Dataset excerpt:

= = = =

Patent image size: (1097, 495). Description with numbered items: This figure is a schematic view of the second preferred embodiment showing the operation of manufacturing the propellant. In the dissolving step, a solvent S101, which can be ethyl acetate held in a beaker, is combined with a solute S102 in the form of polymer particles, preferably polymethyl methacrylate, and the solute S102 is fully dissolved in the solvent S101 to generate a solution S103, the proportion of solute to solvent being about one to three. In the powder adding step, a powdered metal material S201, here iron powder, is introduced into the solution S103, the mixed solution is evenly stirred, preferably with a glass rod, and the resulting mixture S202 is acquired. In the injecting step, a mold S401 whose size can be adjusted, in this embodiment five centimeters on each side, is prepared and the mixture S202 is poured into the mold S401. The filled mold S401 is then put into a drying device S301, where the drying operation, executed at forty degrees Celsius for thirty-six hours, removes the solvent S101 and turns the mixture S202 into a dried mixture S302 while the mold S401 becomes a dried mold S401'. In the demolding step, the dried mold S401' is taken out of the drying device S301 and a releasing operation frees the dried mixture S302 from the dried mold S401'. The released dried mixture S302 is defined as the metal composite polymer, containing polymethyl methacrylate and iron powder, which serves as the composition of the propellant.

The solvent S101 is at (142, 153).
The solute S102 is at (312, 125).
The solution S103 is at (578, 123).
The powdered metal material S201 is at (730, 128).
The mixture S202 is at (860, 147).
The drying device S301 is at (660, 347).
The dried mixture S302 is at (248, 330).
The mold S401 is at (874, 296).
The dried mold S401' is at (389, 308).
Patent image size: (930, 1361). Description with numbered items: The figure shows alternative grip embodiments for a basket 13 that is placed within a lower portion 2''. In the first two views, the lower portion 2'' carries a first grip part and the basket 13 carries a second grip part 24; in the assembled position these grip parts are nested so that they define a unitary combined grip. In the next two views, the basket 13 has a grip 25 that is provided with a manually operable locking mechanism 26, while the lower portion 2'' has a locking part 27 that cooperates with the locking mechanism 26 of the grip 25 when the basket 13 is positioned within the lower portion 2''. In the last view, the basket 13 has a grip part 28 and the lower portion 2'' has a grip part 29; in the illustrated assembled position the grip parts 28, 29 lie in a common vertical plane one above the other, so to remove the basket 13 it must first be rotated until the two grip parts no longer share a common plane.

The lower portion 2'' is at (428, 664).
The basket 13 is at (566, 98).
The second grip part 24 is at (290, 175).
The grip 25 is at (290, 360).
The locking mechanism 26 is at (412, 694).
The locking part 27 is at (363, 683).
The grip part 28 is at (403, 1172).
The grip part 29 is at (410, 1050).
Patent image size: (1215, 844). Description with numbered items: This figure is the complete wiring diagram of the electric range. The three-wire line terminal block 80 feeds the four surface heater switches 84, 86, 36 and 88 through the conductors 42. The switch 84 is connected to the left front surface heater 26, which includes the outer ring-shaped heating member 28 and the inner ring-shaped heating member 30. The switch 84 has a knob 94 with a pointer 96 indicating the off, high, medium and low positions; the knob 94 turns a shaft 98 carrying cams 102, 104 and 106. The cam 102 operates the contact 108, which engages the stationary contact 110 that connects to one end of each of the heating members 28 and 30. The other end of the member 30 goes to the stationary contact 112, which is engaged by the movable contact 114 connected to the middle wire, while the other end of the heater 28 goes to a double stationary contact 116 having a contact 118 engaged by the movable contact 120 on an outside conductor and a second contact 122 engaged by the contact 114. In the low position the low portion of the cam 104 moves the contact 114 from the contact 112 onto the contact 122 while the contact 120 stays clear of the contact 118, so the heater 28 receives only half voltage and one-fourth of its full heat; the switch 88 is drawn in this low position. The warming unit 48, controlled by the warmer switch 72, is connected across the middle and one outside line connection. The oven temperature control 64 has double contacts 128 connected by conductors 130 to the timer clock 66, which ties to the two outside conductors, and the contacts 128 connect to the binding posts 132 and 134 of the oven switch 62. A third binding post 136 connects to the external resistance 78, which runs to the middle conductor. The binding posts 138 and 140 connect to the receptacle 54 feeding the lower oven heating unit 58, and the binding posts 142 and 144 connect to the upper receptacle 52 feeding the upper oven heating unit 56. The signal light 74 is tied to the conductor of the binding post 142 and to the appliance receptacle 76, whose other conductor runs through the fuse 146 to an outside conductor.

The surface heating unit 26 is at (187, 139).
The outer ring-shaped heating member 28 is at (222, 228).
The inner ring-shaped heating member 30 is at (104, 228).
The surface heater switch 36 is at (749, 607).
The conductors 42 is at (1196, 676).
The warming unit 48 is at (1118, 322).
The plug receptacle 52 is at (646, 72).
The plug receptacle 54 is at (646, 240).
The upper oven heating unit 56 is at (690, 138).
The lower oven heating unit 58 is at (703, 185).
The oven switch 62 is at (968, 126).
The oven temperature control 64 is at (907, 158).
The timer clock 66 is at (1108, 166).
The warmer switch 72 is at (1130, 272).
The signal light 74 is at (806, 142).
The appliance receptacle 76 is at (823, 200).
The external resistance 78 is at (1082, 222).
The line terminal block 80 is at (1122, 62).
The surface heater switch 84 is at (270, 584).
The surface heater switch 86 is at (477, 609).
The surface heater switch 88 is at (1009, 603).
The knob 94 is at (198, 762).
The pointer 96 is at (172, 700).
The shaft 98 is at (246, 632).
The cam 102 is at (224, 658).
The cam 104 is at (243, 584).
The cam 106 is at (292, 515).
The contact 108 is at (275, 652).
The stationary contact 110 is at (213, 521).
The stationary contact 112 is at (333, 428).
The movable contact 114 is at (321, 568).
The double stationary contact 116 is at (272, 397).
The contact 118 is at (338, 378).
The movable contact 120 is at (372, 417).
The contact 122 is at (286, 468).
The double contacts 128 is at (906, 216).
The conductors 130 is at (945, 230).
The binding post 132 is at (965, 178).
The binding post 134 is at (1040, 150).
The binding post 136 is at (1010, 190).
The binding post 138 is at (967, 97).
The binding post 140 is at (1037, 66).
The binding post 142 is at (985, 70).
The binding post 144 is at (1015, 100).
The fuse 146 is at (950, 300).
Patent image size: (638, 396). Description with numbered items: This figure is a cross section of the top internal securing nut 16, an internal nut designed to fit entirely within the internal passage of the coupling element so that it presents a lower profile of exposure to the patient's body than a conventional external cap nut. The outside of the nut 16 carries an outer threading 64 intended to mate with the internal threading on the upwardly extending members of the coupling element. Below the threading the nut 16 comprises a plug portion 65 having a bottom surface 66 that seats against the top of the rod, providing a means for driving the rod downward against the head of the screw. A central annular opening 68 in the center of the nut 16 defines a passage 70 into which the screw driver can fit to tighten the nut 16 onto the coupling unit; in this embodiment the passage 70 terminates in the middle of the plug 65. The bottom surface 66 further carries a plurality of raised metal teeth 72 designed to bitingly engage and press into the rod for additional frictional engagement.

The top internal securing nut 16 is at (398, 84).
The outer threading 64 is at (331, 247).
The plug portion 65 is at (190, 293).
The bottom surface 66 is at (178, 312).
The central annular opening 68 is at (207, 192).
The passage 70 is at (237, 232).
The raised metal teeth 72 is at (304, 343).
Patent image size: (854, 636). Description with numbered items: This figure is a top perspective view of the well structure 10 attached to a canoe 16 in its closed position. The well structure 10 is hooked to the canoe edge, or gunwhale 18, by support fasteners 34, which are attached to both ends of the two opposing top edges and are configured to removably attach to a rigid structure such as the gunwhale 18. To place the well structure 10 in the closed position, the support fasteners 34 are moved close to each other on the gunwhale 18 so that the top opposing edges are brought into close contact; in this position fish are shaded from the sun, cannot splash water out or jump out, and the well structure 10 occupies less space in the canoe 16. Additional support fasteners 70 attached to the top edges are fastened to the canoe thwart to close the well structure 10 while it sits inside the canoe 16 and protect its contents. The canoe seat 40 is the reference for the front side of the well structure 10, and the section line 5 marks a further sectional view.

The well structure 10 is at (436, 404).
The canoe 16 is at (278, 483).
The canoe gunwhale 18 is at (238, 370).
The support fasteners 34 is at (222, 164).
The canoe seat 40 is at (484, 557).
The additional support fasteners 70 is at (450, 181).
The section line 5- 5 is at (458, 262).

= = = =

TASK REQUIREMENTS :: Present the entries from the line with "Patent image size: (930, 1361)." up to and including the line with "The grip part 29 is at (410, 1050)." as a Markdown table with columns Number and Record line, one row per line, skipping blank lines.

TASK OUTPUT ::
| Number | Record line |
|---|---|
| 1 | Patent image size: (930, 1361). Description with numbered items: The figure shows alternative grip embodiments for a basket 13 that is placed within a lower portion 2''. In the first two views, the lower portion 2'' carries a first grip part and the basket 13 carries a second grip part 24; in the assembled position these grip parts are nested so that they define a unitary combined grip. In the next two views, the basket 13 has a grip 25 that is provided with a manually operable locking mechanism 26, while the lower portion 2'' has a locking part 27 that cooperates with the locking mechanism 26 of the grip 25 when the basket 13 is positioned within the lower portion 2''. In the last view, the basket 13 has a grip part 28 and the lower portion 2'' has a grip part 29; in the illustrated assembled position the grip parts 28, 29 lie in a common vertical plane one above the other, so to remove the basket 13 it must first be rotated until the two grip parts no longer share a common plane. |
| 2 | The lower portion 2'' is at (428, 664). |
| 3 | The basket 13 is at (566, 98). |
| 4 | The second grip part 24 is at (290, 175). |
| 5 | The grip 25 is at (290, 360). |
| 6 | The locking mechanism 26 is at (412, 694). |
| 7 | The locking part 27 is at (363, 683). |
| 8 | The grip part 28 is at (403, 1172). |
| 9 | The grip part 29 is at (410, 1050). |